### [Aim]
Each entry below should be returned exactly as is, with the pictures removed.

### [Records shown]
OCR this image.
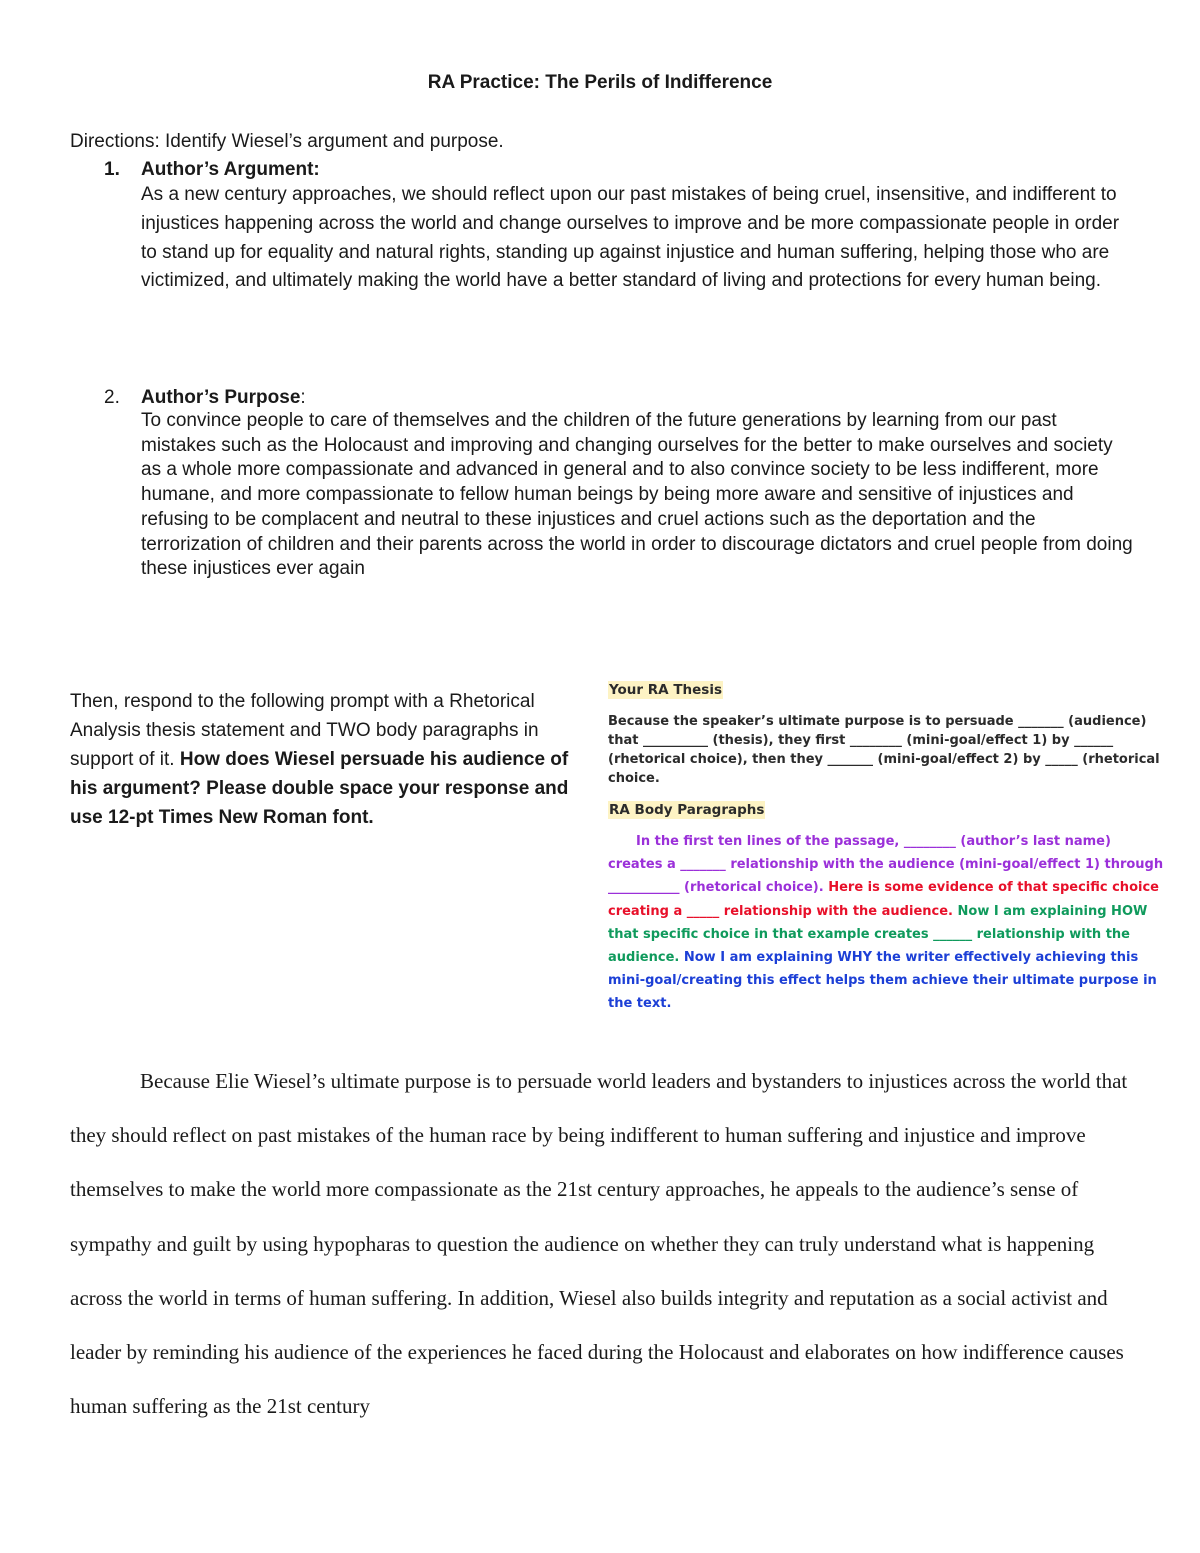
RA Practice: The Perils of Indifference
Directions: Identify Wiesel’s argument and purpose.
1. Author’s Argument:
As a new century approaches, we should reflect upon our past mistakes of being cruel, insensitive, and indifferent to injustices happening across the world and change ourselves to improve and be more compassionate people in order to stand up for equality and natural rights, standing up against injustice and human suffering, helping those who are victimized, and ultimately making the world have a better standard of living and protections for every human being.
2. Author’s Purpose:
To convince people to care of themselves and the children of the future generations by learning from our past mistakes such as the Holocaust and improving and changing ourselves for the better to make ourselves and society as a whole more compassionate and advanced in general and to also convince society to be less indifferent, more humane, and more compassionate to fellow human beings by being more aware and sensitive of injustices and refusing to be complacent and neutral to these injustices and cruel actions such as the deportation and the terrorization of children and their parents across the world in order to discourage dictators and cruel people from doing these injustices ever again
Then, respond to the following prompt with a Rhetorical Analysis thesis statement and TWO body paragraphs in support of it. How does Wiesel persuade his audience of his argument? Please double space your response and use 12-pt Times New Roman font.
Your RA Thesis
Because the speaker’s ultimate purpose is to persuade _______ (audience) that __________ (thesis), they first ________ (mini-goal/effect 1) by ______ (rhetorical choice), then they _______ (mini-goal/effect 2) by _____ (rhetorical choice.
RA Body Paragraphs
In the first ten lines of the passage, ________ (author’s last name) creates a _______ relationship with the audience (mini-goal/effect 1) through ___________ (rhetorical choice). Here is some evidence of that specific choice creating a _____ relationship with the audience. Now I am explaining HOW that specific choice in that example creates ______ relationship with the audience. Now I am explaining WHY the writer effectively achieving this mini-goal/creating this effect helps them achieve their ultimate purpose in the text.
Because Elie Wiesel’s ultimate purpose is to persuade world leaders and bystanders to injustices across the world that they should reflect on past mistakes of the human race by being indifferent to human suffering and injustice and improve themselves to make the world more compassionate as the 21st century approaches, he appeals to the audience’s sense of sympathy and guilt by using hypopharas to question the audience on whether they can truly understand what is happening across the world in terms of human suffering. In addition, Wiesel also builds integrity and reputation as a social activist and leader by reminding his audience of the experiences he faced during the Holocaust and elaborates on how indifference causes human suffering as the 21st century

### [Result of the exercise]
OCR this image.
RA Practice: The Perils of Indifference
Directions: Identify Wiesel’s argument and purpose.
1. Author’s Argument:
As a new century approaches, we should reflect upon our past mistakes of being cruel, insensitive, and indifferent to injustices happening across the world and change ourselves to improve and be more compassionate people in order to stand up for equality and natural rights, standing up against injustice and human suffering, helping those who are victimized, and ultimately making the world have a better standard of living and protections for every human being.
2. Author’s Purpose:
To convince people to care of themselves and the children of the future generations by learning from our past mistakes such as the Holocaust and improving and changing ourselves for the better to make ourselves and society as a whole more compassionate and advanced in general and to also convince society to be less indifferent, more humane, and more compassionate to fellow human beings by being more aware and sensitive of injustices and refusing to be complacent and neutral to these injustices and cruel actions such as the deportation and the terrorization of children and their parents across the world in order to discourage dictators and cruel people from doing these injustices ever again
Then, respond to the following prompt with a Rhetorical Analysis thesis statement and TWO body paragraphs in support of it. How does Wiesel persuade his audience of his argument? Please double space your response and use 12-pt Times New Roman font.
Your RA Thesis
Because the speaker’s ultimate purpose is to persuade _______ (audience) that __________ (thesis), they first ________ (mini-goal/effect 1) by ______ (rhetorical choice), then they _______ (mini-goal/effect 2) by _____ (rhetorical choice.
RA Body Paragraphs
In the first ten lines of the passage, ________ (author’s last name) creates a _______ relationship with the audience (mini-goal/effect 1) through ___________ (rhetorical choice). Here is some evidence of that specific choice creating a _____ relationship with the audience. Now I am explaining HOW that specific choice in that example creates ______ relationship with the audience. Now I am explaining WHY the writer effectively achieving this mini-goal/creating this effect helps them achieve their ultimate purpose in the text.
Because Elie Wiesel’s ultimate purpose is to persuade world leaders and bystanders to injustices across the world that they should reflect on past mistakes of the human race by being indifferent to human suffering and injustice and improve themselves to make the world more compassionate as the 21st century approaches, he appeals to the audience’s sense of sympathy and guilt by using hypopharas to question the audience on whether they can truly understand what is happening across the world in terms of human suffering. In addition, Wiesel also builds integrity and reputation as a social activist and leader by reminding his audience of the experiences he faced during the Holocaust and elaborates on how indifference causes human suffering as the 21st century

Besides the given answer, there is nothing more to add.